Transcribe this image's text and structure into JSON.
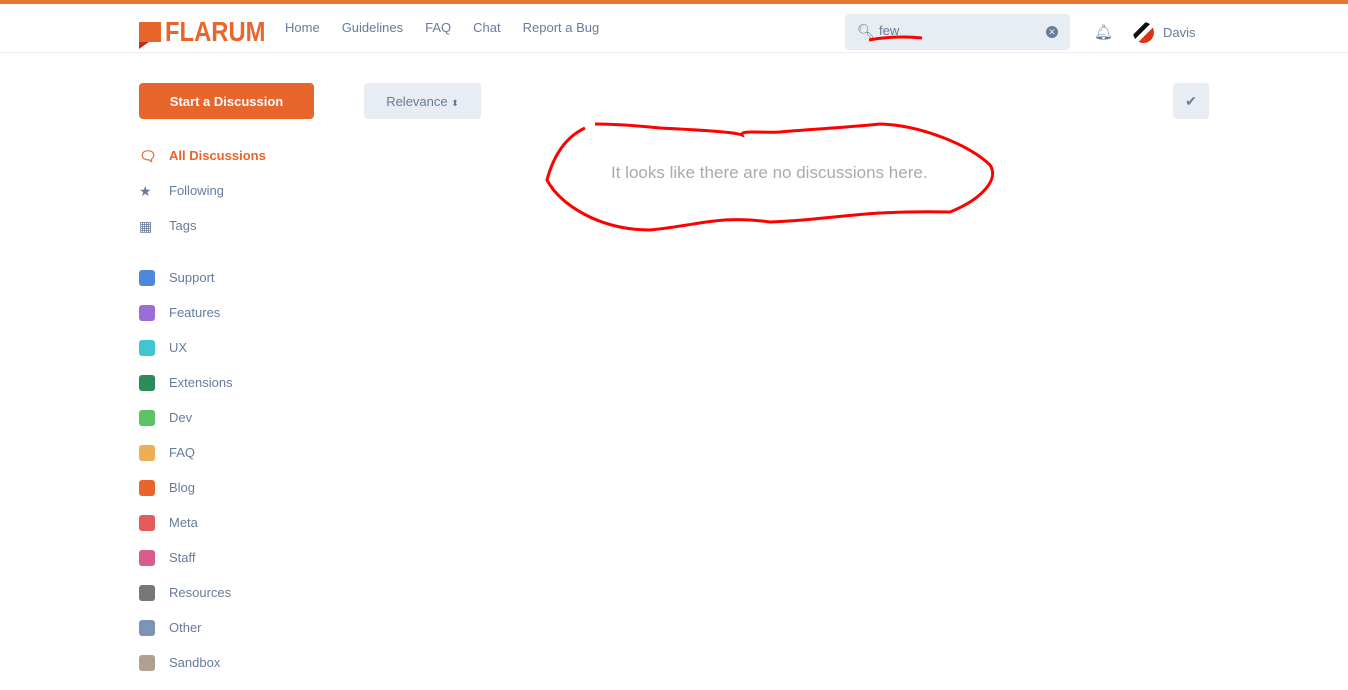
{
  "header": {
    "logo": "FLARUM",
    "nav": [
      "Home",
      "Guidelines",
      "FAQ",
      "Chat",
      "Report a Bug"
    ],
    "search": {
      "value": "few",
      "placeholder": "Search Forum"
    },
    "user": "Davis"
  },
  "toolbar": {
    "start": "Start a Discussion",
    "sort": "Relevance",
    "mark_read_icon": "check-icon"
  },
  "sidebar": {
    "main": [
      {
        "label": "All Discussions",
        "icon": "comments-icon"
      },
      {
        "label": "Following",
        "icon": "star-icon"
      },
      {
        "label": "Tags",
        "icon": "grid-icon"
      }
    ],
    "tags": [
      {
        "label": "Support",
        "color": "#4d88dc"
      },
      {
        "label": "Features",
        "color": "#9b6dd6"
      },
      {
        "label": "UX",
        "color": "#3fc6cf"
      },
      {
        "label": "Extensions",
        "color": "#2e8b5c"
      },
      {
        "label": "Dev",
        "color": "#5cc465"
      },
      {
        "label": "FAQ",
        "color": "#edae55"
      },
      {
        "label": "Blog",
        "color": "#e8652b"
      },
      {
        "label": "Meta",
        "color": "#e55b5b"
      },
      {
        "label": "Staff",
        "color": "#d95c8f"
      },
      {
        "label": "Resources",
        "color": "#777777"
      },
      {
        "label": "Other",
        "color": "#7f94b5"
      },
      {
        "label": "Sandbox",
        "color": "#b0a08f"
      }
    ]
  },
  "main": {
    "empty": "It looks like there are no discussions here."
  },
  "colors": {
    "accent": "#e8652b",
    "annotation": "#ff0000"
  }
}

§ **Exercise**:
Pictures are to be left out; repeat all the remaining data exactly.

§ **Output**:
Transcribe this image's text and structure into JSON.
{
  "header": {
    "logo": "FLARUM",
    "nav": [
      "Home",
      "Guidelines",
      "FAQ",
      "Chat",
      "Report a Bug"
    ],
    "search": {
      "value": "few",
      "placeholder": "Search Forum"
    },
    "user": "Davis"
  },
  "toolbar": {
    "start": "Start a Discussion",
    "sort": "Relevance",
    "mark_read_icon": "check-icon"
  },
  "sidebar": {
    "main": [
      {
        "label": "All Discussions",
        "icon": "comments-icon"
      },
      {
        "label": "Following",
        "icon": "star-icon"
      },
      {
        "label": "Tags",
        "icon": "grid-icon"
      }
    ],
    "tags": [
      {
        "label": "Support",
        "color": "#4d88dc"
      },
      {
        "label": "Features",
        "color": "#9b6dd6"
      },
      {
        "label": "UX",
        "color": "#3fc6cf"
      },
      {
        "label": "Extensions",
        "color": "#2e8b5c"
      },
      {
        "label": "Dev",
        "color": "#5cc465"
      },
      {
        "label": "FAQ",
        "color": "#edae55"
      },
      {
        "label": "Blog",
        "color": "#e8652b"
      },
      {
        "label": "Meta",
        "color": "#e55b5b"
      },
      {
        "label": "Staff",
        "color": "#d95c8f"
      },
      {
        "label": "Resources",
        "color": "#777777"
      },
      {
        "label": "Other",
        "color": "#7f94b5"
      },
      {
        "label": "Sandbox",
        "color": "#b0a08f"
      }
    ]
  },
  "main": {
    "empty": "It looks like there are no discussions here."
  },
  "colors": {
    "accent": "#e8652b",
    "annotation": "#ff0000"
  }
}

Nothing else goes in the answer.